=== Do this ===
Transcribe the entries that follow exactly as they appear, minus pictures.

^^^^^^^^^^^^^^^^

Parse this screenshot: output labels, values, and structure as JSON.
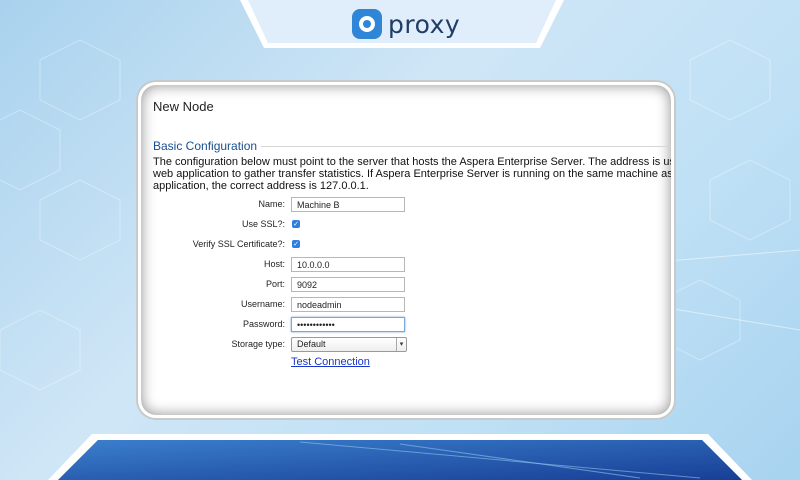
{
  "brand": {
    "name": "proxy",
    "logo_glyph": "9"
  },
  "page": {
    "title": "New Node"
  },
  "section": {
    "title": "Basic Configuration",
    "description_lines": [
      "The configuration below must point to the server that hosts the Aspera Enterprise Server. The address is us",
      "web application to gather transfer statistics. If Aspera Enterprise Server is running on the same machine as",
      "application, the correct address is 127.0.0.1."
    ]
  },
  "form": {
    "name": {
      "label": "Name:",
      "value": "Machine B"
    },
    "use_ssl": {
      "label": "Use SSL?:",
      "checked": true
    },
    "verify_ssl": {
      "label": "Verify SSL Certificate?:",
      "checked": true
    },
    "host": {
      "label": "Host:",
      "value": "10.0.0.0"
    },
    "port": {
      "label": "Port:",
      "value": "9092"
    },
    "username": {
      "label": "Username:",
      "value": "nodeadmin"
    },
    "password": {
      "label": "Password:",
      "value": "••••••••••••"
    },
    "storage_type": {
      "label": "Storage type:",
      "value": "Default"
    },
    "test_connection": "Test Connection"
  },
  "colors": {
    "accent": "#2f86d6",
    "brand_text": "#1f3d66",
    "section_title": "#1a4f8f",
    "link": "#1a36c9",
    "checkbox": "#2f7fe0"
  },
  "icons": {
    "logo": "proxy-logo-icon",
    "select_arrow": "chevron-down-icon",
    "checkbox": "checkmark-icon"
  }
}
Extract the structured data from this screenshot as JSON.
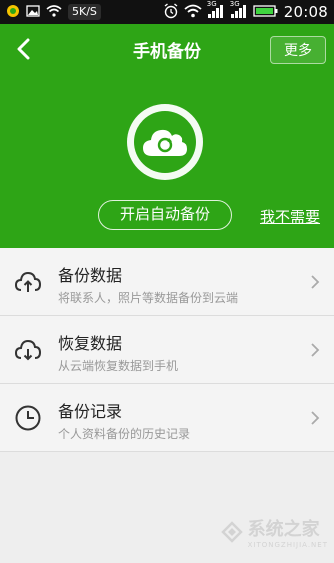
{
  "status_bar": {
    "net_speed": "5K/S",
    "signal_label_1": "3G",
    "signal_label_2": "3G",
    "time": "20:08"
  },
  "header": {
    "title": "手机备份",
    "more_label": "更多",
    "auto_backup_label": "开启自动备份",
    "no_need_label": "我不需要"
  },
  "list": {
    "items": [
      {
        "title": "备份数据",
        "subtitle": "将联系人，照片等数据备份到云端",
        "icon": "cloud-upload-icon"
      },
      {
        "title": "恢复数据",
        "subtitle": "从云端恢复数据到手机",
        "icon": "cloud-download-icon"
      },
      {
        "title": "备份记录",
        "subtitle": "个人资料备份的历史记录",
        "icon": "clock-icon"
      }
    ]
  },
  "watermark": {
    "text": "系统之家",
    "sub": "XITONGZHIJIA.NET"
  },
  "colors": {
    "accent": "#2ea516",
    "background": "#eeeeee"
  }
}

^^^^^^^^^^^^^^^^

=== Solution for this task ===
Parse this screenshot: output labels, values, and structure as JSON.
{
  "brand": {
    "name": "proxy",
    "logo_glyph": "9"
  },
  "page": {
    "title": "New Node"
  },
  "section": {
    "title": "Basic Configuration",
    "description_lines": [
      "The configuration below must point to the server that hosts the Aspera Enterprise Server. The address is us",
      "web application to gather transfer statistics. If Aspera Enterprise Server is running on the same machine as",
      "application, the correct address is 127.0.0.1."
    ]
  },
  "form": {
    "name": {
      "label": "Name:",
      "value": "Machine B"
    },
    "use_ssl": {
      "label": "Use SSL?:",
      "checked": true
    },
    "verify_ssl": {
      "label": "Verify SSL Certificate?:",
      "checked": true
    },
    "host": {
      "label": "Host:",
      "value": "10.0.0.0"
    },
    "port": {
      "label": "Port:",
      "value": "9092"
    },
    "username": {
      "label": "Username:",
      "value": "nodeadmin"
    },
    "password": {
      "label": "Password:",
      "value": "••••••••••••"
    },
    "storage_type": {
      "label": "Storage type:",
      "value": "Default"
    },
    "test_connection": "Test Connection"
  },
  "colors": {
    "accent": "#2f86d6",
    "brand_text": "#1f3d66",
    "section_title": "#1a4f8f",
    "link": "#1a36c9",
    "checkbox": "#2f7fe0"
  },
  "icons": {
    "logo": "proxy-logo-icon",
    "select_arrow": "chevron-down-icon",
    "checkbox": "checkmark-icon"
  }
}
Extract the structured data from this screenshot as JSON.
{
  "status_bar": {
    "net_speed": "5K/S",
    "signal_label_1": "3G",
    "signal_label_2": "3G",
    "time": "20:08"
  },
  "header": {
    "title": "手机备份",
    "more_label": "更多",
    "auto_backup_label": "开启自动备份",
    "no_need_label": "我不需要"
  },
  "list": {
    "items": [
      {
        "title": "备份数据",
        "subtitle": "将联系人，照片等数据备份到云端",
        "icon": "cloud-upload-icon"
      },
      {
        "title": "恢复数据",
        "subtitle": "从云端恢复数据到手机",
        "icon": "cloud-download-icon"
      },
      {
        "title": "备份记录",
        "subtitle": "个人资料备份的历史记录",
        "icon": "clock-icon"
      }
    ]
  },
  "watermark": {
    "text": "系统之家",
    "sub": "XITONGZHIJIA.NET"
  },
  "colors": {
    "accent": "#2ea516",
    "background": "#eeeeee"
  }
}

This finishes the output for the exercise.